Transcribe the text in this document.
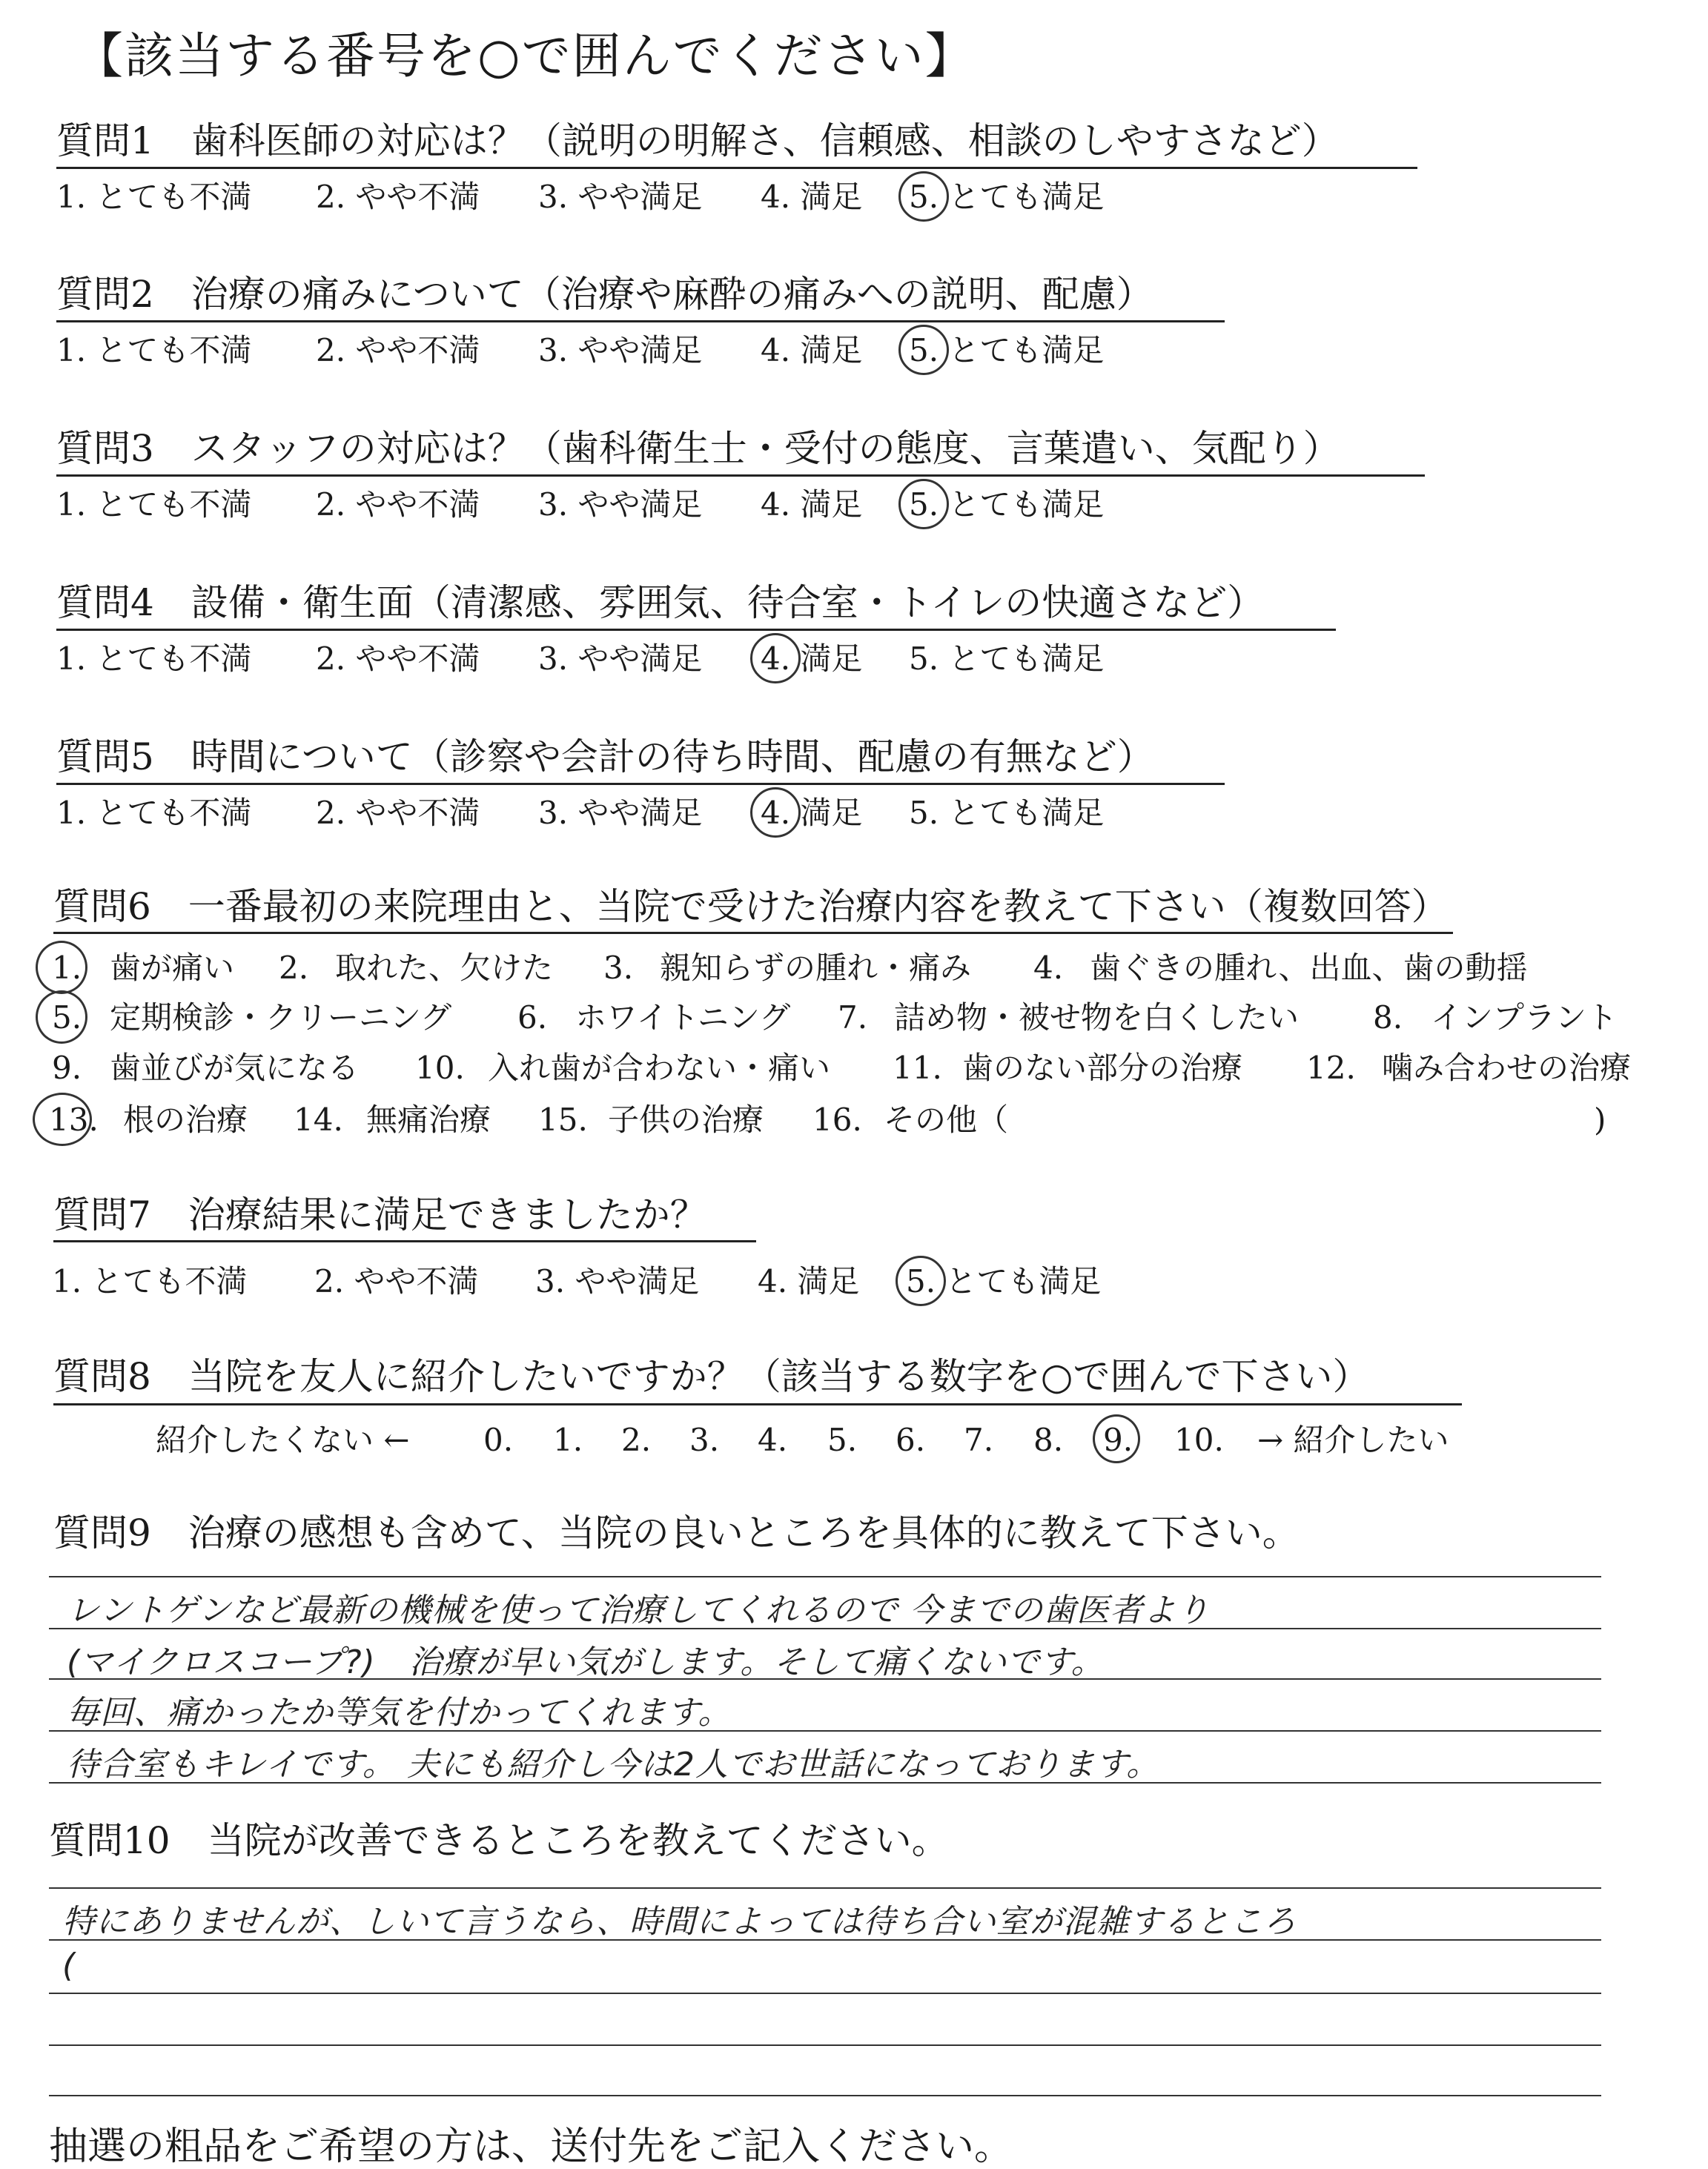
【該当する番号を○で囲んでください】
質問1　歯科医師の対応は？（説明の明解さ、信頼感、相談のしやすさなど）
1. とても不満 2. やや不満 3. やや満足 4. 満足 5. とても満足
質問2　治療の痛みについて（治療や麻酔の痛みへの説明、配慮）
1. とても不満 2. やや不満 3. やや満足 4. 満足 5. とても満足
質問3　スタッフの対応は？（歯科衛生士・受付の態度、言葉遣い、気配り）
1. とても不満 2. やや不満 3. やや満足 4. 満足 5. とても満足
質問4　設備・衛生面（清潔感、雰囲気、待合室・トイレの快適さなど）
1. とても不満 2. やや不満 3. やや満足 4. 満足 5. とても満足
質問5　時間について（診察や会計の待ち時間、配慮の有無など）
1. とても不満 2. やや不満 3. やや満足 4. 満足 5. とても満足
質問6　一番最初の来院理由と、当院で受けた治療内容を教えて下さい（複数回答）
1. 歯が痛い 2. 取れた、欠けた 3. 親知らずの腫れ・痛み 4. 歯ぐきの腫れ、出血、歯の動揺
5. 定期検診・クリーニング 6. ホワイトニング 7. 詰め物・被せ物を白くしたい 8. インプラント
9. 歯並びが気になる 10. 入れ歯が合わない・痛い 11. 歯のない部分の治療 12. 噛み合わせの治療
13. 根の治療 14. 無痛治療 15. 子供の治療 16. その他（	)
質問7　治療結果に満足できましたか？
1. とても不満 2. やや不満 3. やや満足 4. 満足 5. とても満足
質問8　当院を友人に紹介したいですか？（該当する数字を○で囲んで下さい）
紹介したくない ← 0. 1. 2. 3. 4. 5. 6. 7. 8. 9. 10. → 紹介したい
質問9　治療の感想も含めて、当院の良いところを具体的に教えて下さい。
レントゲンなど最新の機械を使って治療してくれるので 今までの歯医者より
(マイクロスコープ?)　治療が早い気がします。そして痛くないです。
毎回、痛かったか等気を付かってくれます。
待合室もキレイです。 夫にも紹介し今は2人でお世話になっております。
質問10　当院が改善できるところを教えてください。
特にありませんが、しいて言うなら、時間によっては待ち合い室が混雑するところ
(
抽選の粗品をご希望の方は、送付先をご記入ください。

- **Aim of the exercise**
Restate the whole listing above exactly, except for its images.

- **Result**
Transcribe the text in this document.
【該当する番号を○で囲んでください】
質問1　歯科医師の対応は？（説明の明解さ、信頼感、相談のしやすさなど）
1. とても不満 2. やや不満 3. やや満足 4. 満足 5. とても満足
質問2　治療の痛みについて（治療や麻酔の痛みへの説明、配慮）
1. とても不満 2. やや不満 3. やや満足 4. 満足 5. とても満足
質問3　スタッフの対応は？（歯科衛生士・受付の態度、言葉遣い、気配り）
1. とても不満 2. やや不満 3. やや満足 4. 満足 5. とても満足
質問4　設備・衛生面（清潔感、雰囲気、待合室・トイレの快適さなど）
1. とても不満 2. やや不満 3. やや満足 4. 満足 5. とても満足
質問5　時間について（診察や会計の待ち時間、配慮の有無など）
1. とても不満 2. やや不満 3. やや満足 4. 満足 5. とても満足
質問6　一番最初の来院理由と、当院で受けた治療内容を教えて下さい（複数回答）
1. 歯が痛い 2. 取れた、欠けた 3. 親知らずの腫れ・痛み 4. 歯ぐきの腫れ、出血、歯の動揺
5. 定期検診・クリーニング 6. ホワイトニング 7. 詰め物・被せ物を白くしたい 8. インプラント
9. 歯並びが気になる 10. 入れ歯が合わない・痛い 11. 歯のない部分の治療 12. 噛み合わせの治療
13. 根の治療 14. 無痛治療 15. 子供の治療 16. その他（	)
質問7　治療結果に満足できましたか？
1. とても不満 2. やや不満 3. やや満足 4. 満足 5. とても満足
質問8　当院を友人に紹介したいですか？（該当する数字を○で囲んで下さい）
紹介したくない ← 0. 1. 2. 3. 4. 5. 6. 7. 8. 9. 10. → 紹介したい
質問9　治療の感想も含めて、当院の良いところを具体的に教えて下さい。
レントゲンなど最新の機械を使って治療してくれるので 今までの歯医者より
(マイクロスコープ?)　治療が早い気がします。そして痛くないです。
毎回、痛かったか等気を付かってくれます。
待合室もキレイです。 夫にも紹介し今は2人でお世話になっております。
質問10　当院が改善できるところを教えてください。
特にありませんが、しいて言うなら、時間によっては待ち合い室が混雑するところ
(
抽選の粗品をご希望の方は、送付先をご記入ください。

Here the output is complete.